Data entries:
◆ ◆ ◆ ◆

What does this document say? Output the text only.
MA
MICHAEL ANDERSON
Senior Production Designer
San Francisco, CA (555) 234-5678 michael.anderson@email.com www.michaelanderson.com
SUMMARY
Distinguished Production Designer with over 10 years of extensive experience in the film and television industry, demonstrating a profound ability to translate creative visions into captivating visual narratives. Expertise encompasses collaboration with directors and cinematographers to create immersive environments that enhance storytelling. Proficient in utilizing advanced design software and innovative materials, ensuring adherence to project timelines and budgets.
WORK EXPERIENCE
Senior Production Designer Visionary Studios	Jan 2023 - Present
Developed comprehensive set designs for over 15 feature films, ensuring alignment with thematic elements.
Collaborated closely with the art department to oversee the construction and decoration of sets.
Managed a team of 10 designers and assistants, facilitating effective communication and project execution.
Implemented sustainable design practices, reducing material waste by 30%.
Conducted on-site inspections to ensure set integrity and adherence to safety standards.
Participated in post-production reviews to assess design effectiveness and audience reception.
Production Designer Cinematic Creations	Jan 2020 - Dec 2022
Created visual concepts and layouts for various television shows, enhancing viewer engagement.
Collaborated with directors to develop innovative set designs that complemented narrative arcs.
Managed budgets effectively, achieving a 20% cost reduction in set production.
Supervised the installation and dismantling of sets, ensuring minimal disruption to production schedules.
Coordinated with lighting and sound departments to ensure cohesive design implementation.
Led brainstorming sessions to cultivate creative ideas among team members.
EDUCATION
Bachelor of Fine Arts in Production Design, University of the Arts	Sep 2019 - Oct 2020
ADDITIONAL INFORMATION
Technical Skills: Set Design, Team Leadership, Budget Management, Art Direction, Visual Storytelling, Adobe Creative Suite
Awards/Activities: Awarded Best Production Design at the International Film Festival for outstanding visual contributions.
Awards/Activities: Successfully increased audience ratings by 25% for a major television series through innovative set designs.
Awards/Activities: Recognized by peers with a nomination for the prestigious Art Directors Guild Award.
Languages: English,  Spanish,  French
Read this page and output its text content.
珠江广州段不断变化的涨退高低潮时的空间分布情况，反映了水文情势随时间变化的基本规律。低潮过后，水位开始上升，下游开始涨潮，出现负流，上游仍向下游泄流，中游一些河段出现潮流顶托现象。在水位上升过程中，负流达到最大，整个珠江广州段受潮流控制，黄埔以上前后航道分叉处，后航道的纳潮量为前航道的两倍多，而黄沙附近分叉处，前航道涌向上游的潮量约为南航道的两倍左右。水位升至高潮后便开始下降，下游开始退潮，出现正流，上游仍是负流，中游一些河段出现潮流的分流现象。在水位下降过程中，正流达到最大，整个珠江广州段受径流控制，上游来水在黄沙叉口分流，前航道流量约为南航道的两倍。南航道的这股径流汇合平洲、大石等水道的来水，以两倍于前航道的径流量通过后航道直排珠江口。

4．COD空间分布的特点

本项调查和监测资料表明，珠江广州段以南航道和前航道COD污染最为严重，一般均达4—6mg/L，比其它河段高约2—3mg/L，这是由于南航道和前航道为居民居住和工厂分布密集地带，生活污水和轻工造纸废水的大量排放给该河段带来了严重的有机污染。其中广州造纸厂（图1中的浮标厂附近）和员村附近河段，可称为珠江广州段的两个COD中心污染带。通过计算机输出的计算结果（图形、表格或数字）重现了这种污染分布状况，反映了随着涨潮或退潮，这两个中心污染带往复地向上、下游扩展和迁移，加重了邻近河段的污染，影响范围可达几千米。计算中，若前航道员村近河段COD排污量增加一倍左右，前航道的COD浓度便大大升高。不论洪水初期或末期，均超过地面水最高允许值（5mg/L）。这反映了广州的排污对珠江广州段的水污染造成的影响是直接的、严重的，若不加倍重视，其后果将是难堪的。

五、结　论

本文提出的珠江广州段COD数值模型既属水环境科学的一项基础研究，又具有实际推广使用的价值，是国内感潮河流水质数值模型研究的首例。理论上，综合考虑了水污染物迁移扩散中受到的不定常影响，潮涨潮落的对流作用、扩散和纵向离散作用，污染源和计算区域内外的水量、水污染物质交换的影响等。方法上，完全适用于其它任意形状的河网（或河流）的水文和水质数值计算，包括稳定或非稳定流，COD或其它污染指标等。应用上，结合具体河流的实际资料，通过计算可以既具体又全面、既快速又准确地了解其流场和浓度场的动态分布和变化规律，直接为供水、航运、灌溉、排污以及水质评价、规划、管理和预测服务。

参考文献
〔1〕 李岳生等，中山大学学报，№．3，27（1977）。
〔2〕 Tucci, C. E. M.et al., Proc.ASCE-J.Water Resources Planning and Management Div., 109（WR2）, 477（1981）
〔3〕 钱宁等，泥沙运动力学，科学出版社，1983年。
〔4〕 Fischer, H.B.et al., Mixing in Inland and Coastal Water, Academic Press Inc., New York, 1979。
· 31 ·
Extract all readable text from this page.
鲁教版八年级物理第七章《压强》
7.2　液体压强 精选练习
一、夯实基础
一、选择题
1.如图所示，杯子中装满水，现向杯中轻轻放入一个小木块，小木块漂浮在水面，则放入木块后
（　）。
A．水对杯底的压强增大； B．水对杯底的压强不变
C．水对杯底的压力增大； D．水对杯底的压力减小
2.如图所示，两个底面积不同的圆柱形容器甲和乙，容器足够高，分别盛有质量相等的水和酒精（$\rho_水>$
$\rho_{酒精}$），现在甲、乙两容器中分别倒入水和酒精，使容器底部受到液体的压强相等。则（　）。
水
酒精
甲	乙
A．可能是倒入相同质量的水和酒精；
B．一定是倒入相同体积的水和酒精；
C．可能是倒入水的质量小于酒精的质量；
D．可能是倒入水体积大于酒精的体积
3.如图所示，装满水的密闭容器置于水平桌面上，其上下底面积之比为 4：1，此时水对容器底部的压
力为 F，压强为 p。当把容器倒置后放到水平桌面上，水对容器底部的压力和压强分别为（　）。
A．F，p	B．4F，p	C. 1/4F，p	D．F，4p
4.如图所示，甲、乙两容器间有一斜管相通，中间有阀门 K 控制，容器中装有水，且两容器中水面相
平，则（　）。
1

◆ ◆ ◆ ◆

Problem:
Print exactly the lines from the one with "Extract all readable text from this page." through the end of the data, inclusive.

Exercise response:
Extract all readable text from this page.
鲁教版八年级物理第七章《压强》
7.2　液体压强 精选练习
一、夯实基础
一、选择题
1.如图所示，杯子中装满水，现向杯中轻轻放入一个小木块，小木块漂浮在水面，则放入木块后
（　）。
A．水对杯底的压强增大； B．水对杯底的压强不变
C．水对杯底的压力增大； D．水对杯底的压力减小
2.如图所示，两个底面积不同的圆柱形容器甲和乙，容器足够高，分别盛有质量相等的水和酒精（$\rho_水>$
$\rho_{酒精}$），现在甲、乙两容器中分别倒入水和酒精，使容器底部受到液体的压强相等。则（　）。
水
酒精
甲	乙
A．可能是倒入相同质量的水和酒精；
B．一定是倒入相同体积的水和酒精；
C．可能是倒入水的质量小于酒精的质量；
D．可能是倒入水体积大于酒精的体积
3.如图所示，装满水的密闭容器置于水平桌面上，其上下底面积之比为 4：1，此时水对容器底部的压
力为 F，压强为 p。当把容器倒置后放到水平桌面上，水对容器底部的压力和压强分别为（　）。
A．F，p	B．4F，p	C. 1/4F，p	D．F，4p
4.如图所示，甲、乙两容器间有一斜管相通，中间有阀门 K 控制，容器中装有水，且两容器中水面相
平，则（　）。
1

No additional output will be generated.